• MATERIAL PROVIDED:
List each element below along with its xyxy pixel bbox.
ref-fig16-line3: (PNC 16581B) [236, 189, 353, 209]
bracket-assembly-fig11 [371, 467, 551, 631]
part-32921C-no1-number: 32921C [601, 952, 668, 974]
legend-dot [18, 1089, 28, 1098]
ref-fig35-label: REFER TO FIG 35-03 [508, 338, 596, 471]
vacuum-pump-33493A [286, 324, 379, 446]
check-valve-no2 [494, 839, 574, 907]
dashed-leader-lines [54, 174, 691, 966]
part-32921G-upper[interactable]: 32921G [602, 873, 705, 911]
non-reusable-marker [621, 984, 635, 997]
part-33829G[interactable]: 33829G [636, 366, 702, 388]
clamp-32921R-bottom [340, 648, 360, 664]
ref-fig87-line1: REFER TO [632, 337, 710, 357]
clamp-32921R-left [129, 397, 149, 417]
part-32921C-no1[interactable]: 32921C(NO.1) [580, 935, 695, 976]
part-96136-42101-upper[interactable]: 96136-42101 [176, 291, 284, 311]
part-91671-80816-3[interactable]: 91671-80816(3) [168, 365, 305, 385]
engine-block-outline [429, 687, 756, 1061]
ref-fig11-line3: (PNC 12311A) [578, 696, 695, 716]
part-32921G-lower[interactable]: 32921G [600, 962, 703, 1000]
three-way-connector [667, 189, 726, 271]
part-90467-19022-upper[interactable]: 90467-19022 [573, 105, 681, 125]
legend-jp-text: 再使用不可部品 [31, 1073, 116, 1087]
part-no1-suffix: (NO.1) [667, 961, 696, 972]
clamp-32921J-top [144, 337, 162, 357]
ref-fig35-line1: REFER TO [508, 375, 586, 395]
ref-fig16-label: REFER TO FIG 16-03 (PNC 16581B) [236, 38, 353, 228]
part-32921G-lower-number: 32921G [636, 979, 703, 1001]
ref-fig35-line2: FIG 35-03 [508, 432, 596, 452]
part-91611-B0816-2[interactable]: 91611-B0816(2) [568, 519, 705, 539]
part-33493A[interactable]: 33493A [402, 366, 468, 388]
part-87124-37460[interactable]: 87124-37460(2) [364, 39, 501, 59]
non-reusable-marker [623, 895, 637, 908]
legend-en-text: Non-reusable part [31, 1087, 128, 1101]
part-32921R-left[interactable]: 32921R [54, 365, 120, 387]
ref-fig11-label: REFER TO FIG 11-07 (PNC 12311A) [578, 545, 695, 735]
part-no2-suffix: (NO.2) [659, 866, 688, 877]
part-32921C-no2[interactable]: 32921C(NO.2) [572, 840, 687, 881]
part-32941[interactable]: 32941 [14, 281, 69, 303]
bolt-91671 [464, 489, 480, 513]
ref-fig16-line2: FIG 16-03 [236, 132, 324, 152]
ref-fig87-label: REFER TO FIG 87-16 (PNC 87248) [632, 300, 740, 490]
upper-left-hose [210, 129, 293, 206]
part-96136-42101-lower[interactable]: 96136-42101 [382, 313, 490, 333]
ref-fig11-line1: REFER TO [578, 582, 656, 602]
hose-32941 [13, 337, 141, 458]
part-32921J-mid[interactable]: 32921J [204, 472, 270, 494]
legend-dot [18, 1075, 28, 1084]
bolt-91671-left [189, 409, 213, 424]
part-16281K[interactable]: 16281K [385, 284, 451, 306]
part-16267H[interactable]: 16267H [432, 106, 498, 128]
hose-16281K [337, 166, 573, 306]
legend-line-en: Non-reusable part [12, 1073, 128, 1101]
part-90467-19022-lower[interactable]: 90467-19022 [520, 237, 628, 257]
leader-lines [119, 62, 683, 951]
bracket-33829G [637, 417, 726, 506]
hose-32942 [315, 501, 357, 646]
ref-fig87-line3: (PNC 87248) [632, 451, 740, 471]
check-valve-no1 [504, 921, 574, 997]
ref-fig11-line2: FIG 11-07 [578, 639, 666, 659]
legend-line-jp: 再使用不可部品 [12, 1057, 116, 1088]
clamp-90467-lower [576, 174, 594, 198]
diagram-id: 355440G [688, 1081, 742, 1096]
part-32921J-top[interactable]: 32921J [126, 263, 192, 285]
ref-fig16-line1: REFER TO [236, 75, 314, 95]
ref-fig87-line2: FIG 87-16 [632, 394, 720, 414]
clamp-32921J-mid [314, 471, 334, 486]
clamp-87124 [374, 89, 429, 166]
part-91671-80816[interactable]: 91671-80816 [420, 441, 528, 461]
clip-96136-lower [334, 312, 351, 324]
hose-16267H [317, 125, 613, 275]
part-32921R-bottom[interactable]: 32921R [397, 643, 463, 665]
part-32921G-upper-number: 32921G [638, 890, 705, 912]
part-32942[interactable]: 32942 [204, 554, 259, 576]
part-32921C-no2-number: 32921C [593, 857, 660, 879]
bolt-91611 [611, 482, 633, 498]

• SHORT TASK:
Copy out the entries exactly, from the first line through the line that contains "part-32921G-upper[interactable]: 32921G [602, 873, 705, 911]", and include both of those lines.

• TASK ANSWER:
List each element below along with its xyxy pixel bbox.
ref-fig16-line3: (PNC 16581B) [236, 189, 353, 209]
bracket-assembly-fig11 [371, 467, 551, 631]
part-32921C-no1-number: 32921C [601, 952, 668, 974]
legend-dot [18, 1089, 28, 1098]
ref-fig35-label: REFER TO FIG 35-03 [508, 338, 596, 471]
vacuum-pump-33493A [286, 324, 379, 446]
check-valve-no2 [494, 839, 574, 907]
dashed-leader-lines [54, 174, 691, 966]
part-32921G-upper[interactable]: 32921G [602, 873, 705, 911]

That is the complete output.